WHAT IS EXPECTED: The records below must be transcribed exactly. Do not include the pictures.
***** EXERCISE MATERIAL *****
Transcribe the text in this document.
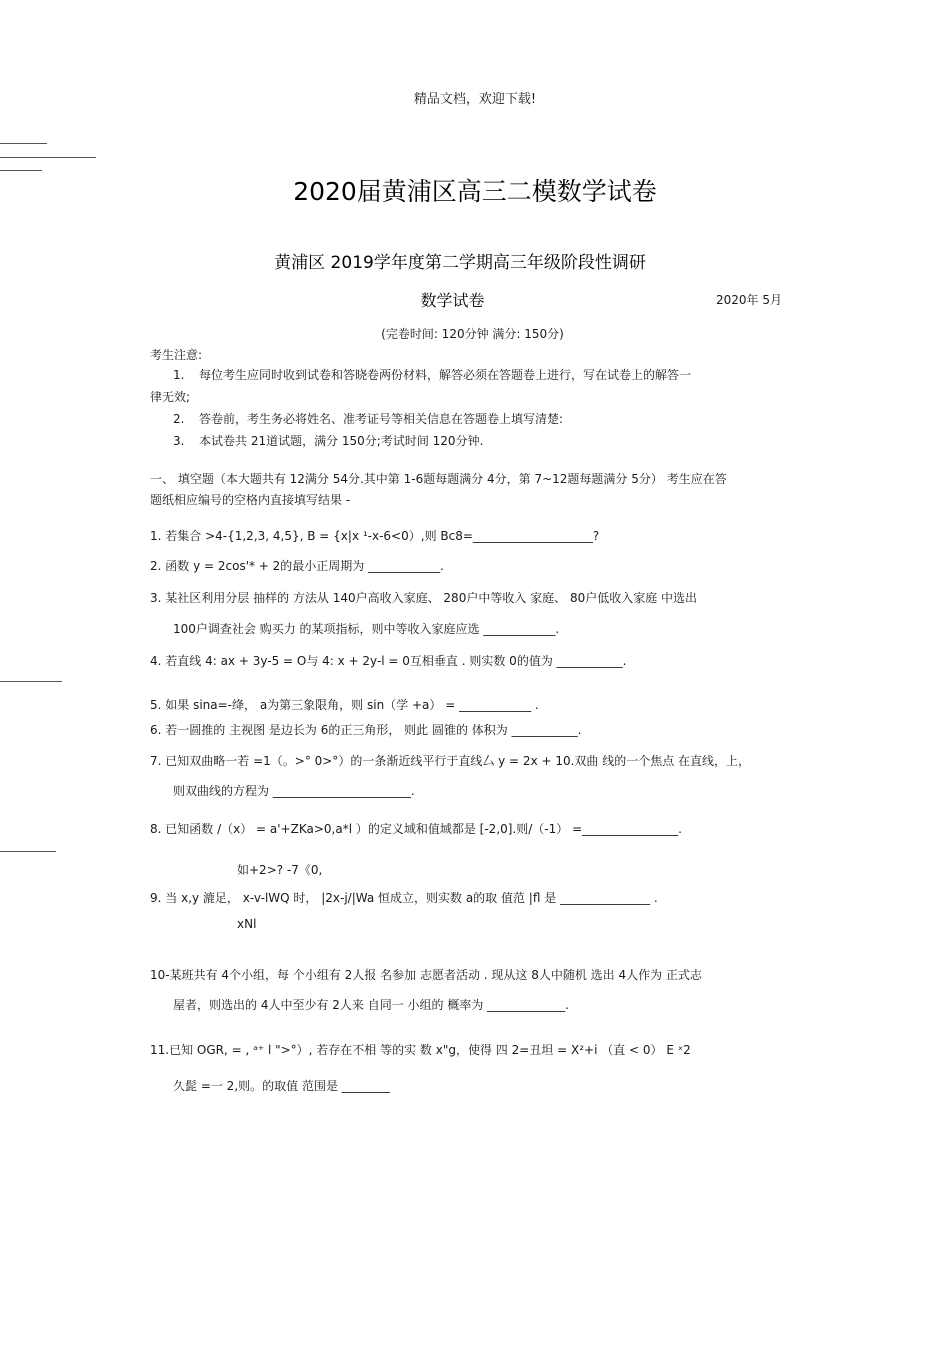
精品文档，欢迎下载!
2020届黄浦区高三二模数学试卷
黄浦区 2019学年度第二学期高三年级阶段性调研
数学试卷	2020年 5月
(完卷时间: 120分钟 满分: 150分)
考生注意:
1. 每位考生应同时收到试卷和答晓卷两份材料，解答必须在答题卷上进行，写在试卷上的解答一
律无效;
2. 答卷前，考生务必将姓名、准考证号等相关信息在答题卷上填写清楚:
3. 本试卷共 21道试题，满分 150分;考试时间 120分钟.
一、 填空题（本大题共有 12满分 54分.其中第 1-6题每题满分 4分，第 7~12题每题满分 5分） 考生应在答
题纸相应编号的空格内直接填写结果 -
1. 若集合 >4-{1,2,3, 4,5}, B = {x|x ¹-x-6<0）,则 Bc8=____________________?
2. 函数 y = 2cos'* + 2的最小正周期为 ____________.
3. 某社区利用分层 抽样的 方法从 140户高收入家庭、 280户中等收入 家庭、 80户低收入家庭 中选出
100户调查社会 购买力 的某项指标，则中等收入家庭应选 ____________.
4. 若直线 4: ax + 3y-5 = O与 4: x + 2y-l = 0互相垂直 . 则实数 0的值为 ___________.
5. 如果 sina=-绛， a为第三象限角，则 sin（学 +a） = ____________ .
6. 若一圆推的 主视图 是边长为 6的正三角形， 则此 圆锥的 体积为 ___________.
7. 已知双曲略一若 =1（。>° 0>°）的一条渐近线平行于直线厶 y = 2x + 10.双曲 线的一个焦点 在直线，上，
则双曲线的方程为 _______________________.
8. 已知函数 /（x） = a'+ZKa>0,a*l ）的定义域和值域都是 [-2,0].则/（-1） =________________.
如+2>? -7《0,
9. 当 x,y 漉足， x-v-lWQ 时， |2x-j/|Wa 恒成立，则实数 a的取 值范 |fl 是 _______________ .
xNl
10-某班共有 4个小组，每 个小组有 2人报 名参加 志愿者活动 . 现从这 8人中随机 选出 4人作为 正式志
屋者，则选出的 4人中至少有 2人来 自同一 小组的 概率为 _____________.
11.已知 OGR, = , ᵃ⁺ l ">°）, 若存在不相 等的实 数 x"g，使得 四 2=丑坦 = X²+i （直 < 0） E ˣ2
久髭 =一 2,则。的取值 范围是 ________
*****
TASK RESPONSE:
Transcribe the text in this document.
精品文档，欢迎下载!
2020届黄浦区高三二模数学试卷
黄浦区 2019学年度第二学期高三年级阶段性调研
数学试卷	2020年 5月
(完卷时间: 120分钟 满分: 150分)
考生注意:
1. 每位考生应同时收到试卷和答晓卷两份材料，解答必须在答题卷上进行，写在试卷上的解答一
律无效;
2. 答卷前，考生务必将姓名、准考证号等相关信息在答题卷上填写清楚:
3. 本试卷共 21道试题，满分 150分;考试时间 120分钟.
一、 填空题（本大题共有 12满分 54分.其中第 1-6题每题满分 4分，第 7~12题每题满分 5分） 考生应在答
题纸相应编号的空格内直接填写结果 -
1. 若集合 >4-{1,2,3, 4,5}, B = {x|x ¹-x-6<0）,则 Bc8=____________________?
2. 函数 y = 2cos'* + 2的最小正周期为 ____________.
3. 某社区利用分层 抽样的 方法从 140户高收入家庭、 280户中等收入 家庭、 80户低收入家庭 中选出
100户调查社会 购买力 的某项指标，则中等收入家庭应选 ____________.
4. 若直线 4: ax + 3y-5 = O与 4: x + 2y-l = 0互相垂直 . 则实数 0的值为 ___________.
5. 如果 sina=-绛， a为第三象限角，则 sin（学 +a） = ____________ .
6. 若一圆推的 主视图 是边长为 6的正三角形， 则此 圆锥的 体积为 ___________.
7. 已知双曲略一若 =1（。>° 0>°）的一条渐近线平行于直线厶 y = 2x + 10.双曲 线的一个焦点 在直线，上，
则双曲线的方程为 _______________________.
8. 已知函数 /（x） = a'+ZKa>0,a*l ）的定义域和值域都是 [-2,0].则/（-1） =________________.
如+2>? -7《0,
9. 当 x,y 漉足， x-v-lWQ 时， |2x-j/|Wa 恒成立，则实数 a的取 值范 |fl 是 _______________ .
xNl
10-某班共有 4个小组，每 个小组有 2人报 名参加 志愿者活动 . 现从这 8人中随机 选出 4人作为 正式志
屋者，则选出的 4人中至少有 2人来 自同一 小组的 概率为 _____________.
11.已知 OGR, = , ᵃ⁺ l ">°）, 若存在不相 等的实 数 x"g，使得 四 2=丑坦 = X²+i （直 < 0） E ˣ2
久髭 =一 2,则。的取值 范围是 ________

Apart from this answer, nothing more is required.